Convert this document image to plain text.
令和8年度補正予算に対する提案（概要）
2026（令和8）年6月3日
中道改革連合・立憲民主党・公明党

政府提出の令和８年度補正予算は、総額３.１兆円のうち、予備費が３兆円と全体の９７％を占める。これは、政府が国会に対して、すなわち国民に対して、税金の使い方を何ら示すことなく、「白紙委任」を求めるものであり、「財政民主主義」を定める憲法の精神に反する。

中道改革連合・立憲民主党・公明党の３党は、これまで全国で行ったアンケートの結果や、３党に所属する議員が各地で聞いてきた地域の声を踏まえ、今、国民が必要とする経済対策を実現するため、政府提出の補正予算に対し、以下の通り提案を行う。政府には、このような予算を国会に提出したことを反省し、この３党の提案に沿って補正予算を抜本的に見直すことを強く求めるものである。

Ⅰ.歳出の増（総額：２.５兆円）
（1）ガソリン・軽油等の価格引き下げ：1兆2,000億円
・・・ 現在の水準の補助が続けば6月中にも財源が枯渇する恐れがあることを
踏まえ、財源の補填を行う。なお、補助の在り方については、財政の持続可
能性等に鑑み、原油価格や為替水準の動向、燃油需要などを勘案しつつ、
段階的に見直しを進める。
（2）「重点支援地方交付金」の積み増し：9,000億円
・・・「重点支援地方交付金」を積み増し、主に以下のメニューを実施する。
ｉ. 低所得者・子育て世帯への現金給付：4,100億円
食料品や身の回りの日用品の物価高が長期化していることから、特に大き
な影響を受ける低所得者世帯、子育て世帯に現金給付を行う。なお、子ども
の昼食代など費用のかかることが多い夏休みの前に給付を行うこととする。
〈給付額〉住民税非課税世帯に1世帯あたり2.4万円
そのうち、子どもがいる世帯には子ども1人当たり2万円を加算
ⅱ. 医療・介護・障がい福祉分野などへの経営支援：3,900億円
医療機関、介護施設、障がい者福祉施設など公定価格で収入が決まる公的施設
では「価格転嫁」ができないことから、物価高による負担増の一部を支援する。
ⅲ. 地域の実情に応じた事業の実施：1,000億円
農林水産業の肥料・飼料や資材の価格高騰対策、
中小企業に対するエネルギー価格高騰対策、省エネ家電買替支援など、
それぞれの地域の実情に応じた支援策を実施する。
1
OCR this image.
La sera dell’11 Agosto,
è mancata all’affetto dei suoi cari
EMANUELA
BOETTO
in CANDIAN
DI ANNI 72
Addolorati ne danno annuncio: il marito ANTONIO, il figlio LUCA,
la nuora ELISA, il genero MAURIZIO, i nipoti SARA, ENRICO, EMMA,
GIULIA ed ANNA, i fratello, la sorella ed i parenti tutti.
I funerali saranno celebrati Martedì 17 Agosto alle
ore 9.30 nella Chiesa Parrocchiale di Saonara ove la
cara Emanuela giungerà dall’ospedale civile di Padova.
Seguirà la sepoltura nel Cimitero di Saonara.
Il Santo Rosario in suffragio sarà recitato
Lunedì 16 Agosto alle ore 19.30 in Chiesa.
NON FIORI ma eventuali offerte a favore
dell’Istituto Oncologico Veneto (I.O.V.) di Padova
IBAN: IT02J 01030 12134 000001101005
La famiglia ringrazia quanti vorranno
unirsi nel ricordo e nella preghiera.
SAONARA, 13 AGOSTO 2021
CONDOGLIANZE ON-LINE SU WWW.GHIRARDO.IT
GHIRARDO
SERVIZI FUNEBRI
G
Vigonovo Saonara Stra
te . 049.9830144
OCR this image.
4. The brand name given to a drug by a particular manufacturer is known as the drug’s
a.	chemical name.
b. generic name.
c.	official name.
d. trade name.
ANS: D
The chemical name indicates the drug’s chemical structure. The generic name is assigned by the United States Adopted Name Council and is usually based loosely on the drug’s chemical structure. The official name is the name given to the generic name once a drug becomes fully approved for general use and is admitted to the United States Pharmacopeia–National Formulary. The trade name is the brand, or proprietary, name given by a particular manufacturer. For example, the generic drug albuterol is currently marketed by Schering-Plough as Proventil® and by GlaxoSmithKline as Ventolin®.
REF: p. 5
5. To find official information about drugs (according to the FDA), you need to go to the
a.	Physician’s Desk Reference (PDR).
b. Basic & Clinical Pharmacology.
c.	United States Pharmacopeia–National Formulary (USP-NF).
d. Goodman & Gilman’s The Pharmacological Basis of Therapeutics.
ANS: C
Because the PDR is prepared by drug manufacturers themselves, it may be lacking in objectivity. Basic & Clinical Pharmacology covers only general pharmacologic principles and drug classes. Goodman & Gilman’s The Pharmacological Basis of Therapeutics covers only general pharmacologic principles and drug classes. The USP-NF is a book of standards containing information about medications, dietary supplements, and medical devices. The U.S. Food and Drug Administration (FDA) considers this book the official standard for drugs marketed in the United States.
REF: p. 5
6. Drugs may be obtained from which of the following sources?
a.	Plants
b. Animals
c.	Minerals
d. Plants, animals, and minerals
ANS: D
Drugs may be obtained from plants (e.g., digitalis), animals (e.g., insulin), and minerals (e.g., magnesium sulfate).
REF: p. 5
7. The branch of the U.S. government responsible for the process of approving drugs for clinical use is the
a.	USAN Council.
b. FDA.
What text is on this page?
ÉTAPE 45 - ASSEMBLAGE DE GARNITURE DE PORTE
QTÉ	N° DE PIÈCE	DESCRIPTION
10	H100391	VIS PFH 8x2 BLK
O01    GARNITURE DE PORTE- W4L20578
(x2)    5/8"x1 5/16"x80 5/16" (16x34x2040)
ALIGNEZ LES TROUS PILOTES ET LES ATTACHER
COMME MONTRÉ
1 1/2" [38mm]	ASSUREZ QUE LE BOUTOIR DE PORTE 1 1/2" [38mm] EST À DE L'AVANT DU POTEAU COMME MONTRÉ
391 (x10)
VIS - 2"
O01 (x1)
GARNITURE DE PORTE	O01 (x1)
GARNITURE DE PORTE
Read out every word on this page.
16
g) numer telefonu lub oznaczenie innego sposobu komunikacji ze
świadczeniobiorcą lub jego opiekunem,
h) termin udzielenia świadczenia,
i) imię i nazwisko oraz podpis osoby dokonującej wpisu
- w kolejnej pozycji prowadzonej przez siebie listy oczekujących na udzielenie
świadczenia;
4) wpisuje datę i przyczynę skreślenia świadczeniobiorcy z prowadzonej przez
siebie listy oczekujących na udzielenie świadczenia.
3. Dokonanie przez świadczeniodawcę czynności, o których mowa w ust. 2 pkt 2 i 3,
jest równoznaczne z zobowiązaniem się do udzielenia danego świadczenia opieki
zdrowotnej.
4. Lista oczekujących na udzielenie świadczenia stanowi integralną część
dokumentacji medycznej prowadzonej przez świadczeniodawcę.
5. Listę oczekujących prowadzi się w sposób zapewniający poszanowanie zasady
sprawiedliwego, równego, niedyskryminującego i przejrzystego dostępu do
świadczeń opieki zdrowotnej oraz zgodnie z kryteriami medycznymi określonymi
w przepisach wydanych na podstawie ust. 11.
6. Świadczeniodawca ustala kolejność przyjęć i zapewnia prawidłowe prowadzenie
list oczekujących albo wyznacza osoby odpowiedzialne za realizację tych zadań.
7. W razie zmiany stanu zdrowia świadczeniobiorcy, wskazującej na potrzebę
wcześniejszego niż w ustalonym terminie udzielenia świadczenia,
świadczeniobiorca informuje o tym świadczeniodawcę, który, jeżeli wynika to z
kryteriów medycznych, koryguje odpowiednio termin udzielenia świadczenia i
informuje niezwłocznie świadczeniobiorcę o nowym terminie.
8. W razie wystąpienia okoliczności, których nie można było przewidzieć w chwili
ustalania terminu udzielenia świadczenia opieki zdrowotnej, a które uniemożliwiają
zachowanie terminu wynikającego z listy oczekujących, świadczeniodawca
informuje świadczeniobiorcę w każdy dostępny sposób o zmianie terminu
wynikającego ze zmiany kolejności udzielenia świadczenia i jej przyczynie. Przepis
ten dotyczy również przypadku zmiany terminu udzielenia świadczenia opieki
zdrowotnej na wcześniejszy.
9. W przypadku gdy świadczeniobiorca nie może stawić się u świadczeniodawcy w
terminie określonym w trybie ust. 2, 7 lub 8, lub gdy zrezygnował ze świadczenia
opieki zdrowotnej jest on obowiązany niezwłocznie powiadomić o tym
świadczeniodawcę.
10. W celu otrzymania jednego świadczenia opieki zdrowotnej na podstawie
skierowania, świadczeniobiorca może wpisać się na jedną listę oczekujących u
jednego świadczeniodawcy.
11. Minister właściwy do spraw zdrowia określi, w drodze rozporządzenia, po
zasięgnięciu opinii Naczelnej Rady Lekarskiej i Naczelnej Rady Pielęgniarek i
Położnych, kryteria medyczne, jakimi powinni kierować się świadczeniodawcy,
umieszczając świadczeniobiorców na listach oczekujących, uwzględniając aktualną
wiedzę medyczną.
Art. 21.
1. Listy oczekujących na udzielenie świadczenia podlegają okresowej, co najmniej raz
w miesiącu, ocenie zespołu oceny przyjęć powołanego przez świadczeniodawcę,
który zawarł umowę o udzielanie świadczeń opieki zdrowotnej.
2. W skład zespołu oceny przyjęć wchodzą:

Stated task:
Determine how many lines of this listing contain "opieki", and give only the number.

Response to the exercise:
7